[Supplied entries — start]

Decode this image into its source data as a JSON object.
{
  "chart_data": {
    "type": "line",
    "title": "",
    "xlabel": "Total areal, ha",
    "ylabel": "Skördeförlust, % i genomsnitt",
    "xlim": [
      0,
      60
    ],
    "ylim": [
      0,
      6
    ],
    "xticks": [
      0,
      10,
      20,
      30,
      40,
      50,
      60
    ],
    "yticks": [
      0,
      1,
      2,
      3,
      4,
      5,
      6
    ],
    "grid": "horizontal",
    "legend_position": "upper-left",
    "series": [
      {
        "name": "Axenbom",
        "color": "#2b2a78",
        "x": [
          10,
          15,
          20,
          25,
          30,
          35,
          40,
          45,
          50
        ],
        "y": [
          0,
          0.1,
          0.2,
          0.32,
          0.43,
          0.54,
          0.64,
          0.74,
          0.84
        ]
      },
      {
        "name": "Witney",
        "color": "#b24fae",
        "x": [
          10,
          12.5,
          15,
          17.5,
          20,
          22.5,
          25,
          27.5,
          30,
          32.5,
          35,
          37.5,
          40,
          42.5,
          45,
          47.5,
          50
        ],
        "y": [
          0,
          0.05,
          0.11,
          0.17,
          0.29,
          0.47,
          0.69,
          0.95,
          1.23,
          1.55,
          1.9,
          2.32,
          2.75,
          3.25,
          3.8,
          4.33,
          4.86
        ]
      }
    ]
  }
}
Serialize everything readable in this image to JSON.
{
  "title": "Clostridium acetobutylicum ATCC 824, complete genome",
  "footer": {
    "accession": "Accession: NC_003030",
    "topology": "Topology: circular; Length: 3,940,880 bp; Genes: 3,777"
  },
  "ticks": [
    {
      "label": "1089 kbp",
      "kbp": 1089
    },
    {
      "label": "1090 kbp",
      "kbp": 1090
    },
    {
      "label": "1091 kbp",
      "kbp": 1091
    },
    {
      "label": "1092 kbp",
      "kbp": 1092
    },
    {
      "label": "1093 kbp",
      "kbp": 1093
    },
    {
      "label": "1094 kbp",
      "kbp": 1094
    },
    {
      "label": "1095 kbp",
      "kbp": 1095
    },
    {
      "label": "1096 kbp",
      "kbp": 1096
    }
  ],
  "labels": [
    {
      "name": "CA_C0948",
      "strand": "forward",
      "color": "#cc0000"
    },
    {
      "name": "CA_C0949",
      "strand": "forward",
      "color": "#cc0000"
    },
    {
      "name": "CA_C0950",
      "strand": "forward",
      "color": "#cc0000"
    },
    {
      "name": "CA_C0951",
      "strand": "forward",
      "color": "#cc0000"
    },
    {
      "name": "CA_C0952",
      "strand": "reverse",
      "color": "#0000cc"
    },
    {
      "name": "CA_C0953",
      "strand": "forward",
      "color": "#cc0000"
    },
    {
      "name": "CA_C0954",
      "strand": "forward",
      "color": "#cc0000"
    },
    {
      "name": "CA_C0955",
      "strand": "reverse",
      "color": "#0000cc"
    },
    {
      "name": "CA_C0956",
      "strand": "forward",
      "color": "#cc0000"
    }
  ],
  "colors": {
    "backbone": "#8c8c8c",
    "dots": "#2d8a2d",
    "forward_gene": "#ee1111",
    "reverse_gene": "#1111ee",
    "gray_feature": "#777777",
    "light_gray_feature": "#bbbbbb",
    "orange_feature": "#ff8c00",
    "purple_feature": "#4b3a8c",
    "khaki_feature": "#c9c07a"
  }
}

[Supplied entries — finish]

Task description » Take the records above and write each one out again exactly.

Output »
Decode this image into its source data as a JSON object.
{
  "chart_data": {
    "type": "line",
    "title": "",
    "xlabel": "Total areal, ha",
    "ylabel": "Skördeförlust, % i genomsnitt",
    "xlim": [
      0,
      60
    ],
    "ylim": [
      0,
      6
    ],
    "xticks": [
      0,
      10,
      20,
      30,
      40,
      50,
      60
    ],
    "yticks": [
      0,
      1,
      2,
      3,
      4,
      5,
      6
    ],
    "grid": "horizontal",
    "legend_position": "upper-left",
    "series": [
      {
        "name": "Axenbom",
        "color": "#2b2a78",
        "x": [
          10,
          15,
          20,
          25,
          30,
          35,
          40,
          45,
          50
        ],
        "y": [
          0,
          0.1,
          0.2,
          0.32,
          0.43,
          0.54,
          0.64,
          0.74,
          0.84
        ]
      },
      {
        "name": "Witney",
        "color": "#b24fae",
        "x": [
          10,
          12.5,
          15,
          17.5,
          20,
          22.5,
          25,
          27.5,
          30,
          32.5,
          35,
          37.5,
          40,
          42.5,
          45,
          47.5,
          50
        ],
        "y": [
          0,
          0.05,
          0.11,
          0.17,
          0.29,
          0.47,
          0.69,
          0.95,
          1.23,
          1.55,
          1.9,
          2.32,
          2.75,
          3.25,
          3.8,
          4.33,
          4.86
        ]
      }
    ]
  }
}
Serialize everything readable in this image to JSON.
{
  "title": "Clostridium acetobutylicum ATCC 824, complete genome",
  "footer": {
    "accession": "Accession: NC_003030",
    "topology": "Topology: circular; Length: 3,940,880 bp; Genes: 3,777"
  },
  "ticks": [
    {
      "label": "1089 kbp",
      "kbp": 1089
    },
    {
      "label": "1090 kbp",
      "kbp": 1090
    },
    {
      "label": "1091 kbp",
      "kbp": 1091
    },
    {
      "label": "1092 kbp",
      "kbp": 1092
    },
    {
      "label": "1093 kbp",
      "kbp": 1093
    },
    {
      "label": "1094 kbp",
      "kbp": 1094
    },
    {
      "label": "1095 kbp",
      "kbp": 1095
    },
    {
      "label": "1096 kbp",
      "kbp": 1096
    }
  ],
  "labels": [
    {
      "name": "CA_C0948",
      "strand": "forward",
      "color": "#cc0000"
    },
    {
      "name": "CA_C0949",
      "strand": "forward",
      "color": "#cc0000"
    },
    {
      "name": "CA_C0950",
      "strand": "forward",
      "color": "#cc0000"
    },
    {
      "name": "CA_C0951",
      "strand": "forward",
      "color": "#cc0000"
    },
    {
      "name": "CA_C0952",
      "strand": "reverse",
      "color": "#0000cc"
    },
    {
      "name": "CA_C0953",
      "strand": "forward",
      "color": "#cc0000"
    },
    {
      "name": "CA_C0954",
      "strand": "forward",
      "color": "#cc0000"
    },
    {
      "name": "CA_C0955",
      "strand": "reverse",
      "color": "#0000cc"
    },
    {
      "name": "CA_C0956",
      "strand": "forward",
      "color": "#cc0000"
    }
  ],
  "colors": {
    "backbone": "#8c8c8c",
    "dots": "#2d8a2d",
    "forward_gene": "#ee1111",
    "reverse_gene": "#1111ee",
    "gray_feature": "#777777",
    "light_gray_feature": "#bbbbbb",
    "orange_feature": "#ff8c00",
    "purple_feature": "#4b3a8c",
    "khaki_feature": "#c9c07a"
  }
}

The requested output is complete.